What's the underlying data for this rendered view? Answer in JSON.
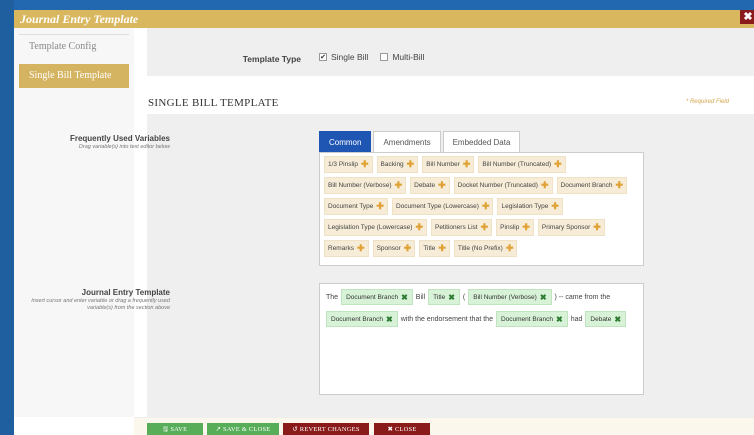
{
  "window": {
    "title": "Journal Entry Template",
    "close": "✖"
  },
  "sidebar": {
    "items": [
      {
        "label": "Template Config"
      },
      {
        "label": "Single Bill Template"
      }
    ]
  },
  "template_type": {
    "label": "Template Type",
    "options": [
      {
        "label": "Single Bill",
        "checked": true
      },
      {
        "label": "Multi-Bill",
        "checked": false
      }
    ]
  },
  "section": {
    "title": "SINGLE BILL TEMPLATE",
    "required_note": "* Required Field"
  },
  "frequent_vars": {
    "label": "Frequently Used Variables",
    "hint": "Drag variable(s) into text editor below",
    "tabs": [
      {
        "label": "Common"
      },
      {
        "label": "Amendments"
      },
      {
        "label": "Embedded Data"
      }
    ],
    "rows": [
      [
        "1/3 Pinslip",
        "Backing",
        "Bill Number",
        "Bill Number (Truncated)"
      ],
      [
        "Bill Number (Verbose)",
        "Debate",
        "Docket Number (Truncated)",
        "Document Branch"
      ],
      [
        "Document Type",
        "Document Type (Lowercase)",
        "Legislation Type"
      ],
      [
        "Legislation Type (Lowercase)",
        "Petitioners List",
        "Pinslip",
        "Primary Sponsor"
      ],
      [
        "Remarks",
        "Sponsor",
        "Title",
        "Title (No Prefix)"
      ]
    ]
  },
  "journal_template": {
    "label": "Journal Entry Template",
    "hint": "Insert cursor and enter variable or drag a frequently used variable(s) from the section above",
    "line1": {
      "t1": "The",
      "v1": "Document Branch",
      "t2": "Bill",
      "v2": "Title",
      "t3": "(",
      "v3": "Bill Number (Verbose)",
      "t4": ") -- came from the"
    },
    "line2": {
      "v1": "Document Branch",
      "t1": "with the endorsement that the",
      "v2": "Document Branch",
      "t2": "had",
      "v3": "Debate"
    }
  },
  "footer": {
    "save": "SAVE",
    "save_close": "SAVE & CLOSE",
    "revert": "REVERT CHANGES",
    "close": "CLOSE"
  }
}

■ Given task
Return the material exactly as given, apart from the pictures.

■ Result for this task
What's the underlying data for this rendered view? Answer in JSON.
{
  "window": {
    "title": "Journal Entry Template",
    "close": "✖"
  },
  "sidebar": {
    "items": [
      {
        "label": "Template Config"
      },
      {
        "label": "Single Bill Template"
      }
    ]
  },
  "template_type": {
    "label": "Template Type",
    "options": [
      {
        "label": "Single Bill",
        "checked": true
      },
      {
        "label": "Multi-Bill",
        "checked": false
      }
    ]
  },
  "section": {
    "title": "SINGLE BILL TEMPLATE",
    "required_note": "* Required Field"
  },
  "frequent_vars": {
    "label": "Frequently Used Variables",
    "hint": "Drag variable(s) into text editor below",
    "tabs": [
      {
        "label": "Common"
      },
      {
        "label": "Amendments"
      },
      {
        "label": "Embedded Data"
      }
    ],
    "rows": [
      [
        "1/3 Pinslip",
        "Backing",
        "Bill Number",
        "Bill Number (Truncated)"
      ],
      [
        "Bill Number (Verbose)",
        "Debate",
        "Docket Number (Truncated)",
        "Document Branch"
      ],
      [
        "Document Type",
        "Document Type (Lowercase)",
        "Legislation Type"
      ],
      [
        "Legislation Type (Lowercase)",
        "Petitioners List",
        "Pinslip",
        "Primary Sponsor"
      ],
      [
        "Remarks",
        "Sponsor",
        "Title",
        "Title (No Prefix)"
      ]
    ]
  },
  "journal_template": {
    "label": "Journal Entry Template",
    "hint": "Insert cursor and enter variable or drag a frequently used variable(s) from the section above",
    "line1": {
      "t1": "The",
      "v1": "Document Branch",
      "t2": "Bill",
      "v2": "Title",
      "t3": "(",
      "v3": "Bill Number (Verbose)",
      "t4": ") -- came from the"
    },
    "line2": {
      "v1": "Document Branch",
      "t1": "with the endorsement that the",
      "v2": "Document Branch",
      "t2": "had",
      "v3": "Debate"
    }
  },
  "footer": {
    "save": "SAVE",
    "save_close": "SAVE & CLOSE",
    "revert": "REVERT CHANGES",
    "close": "CLOSE"
  }
}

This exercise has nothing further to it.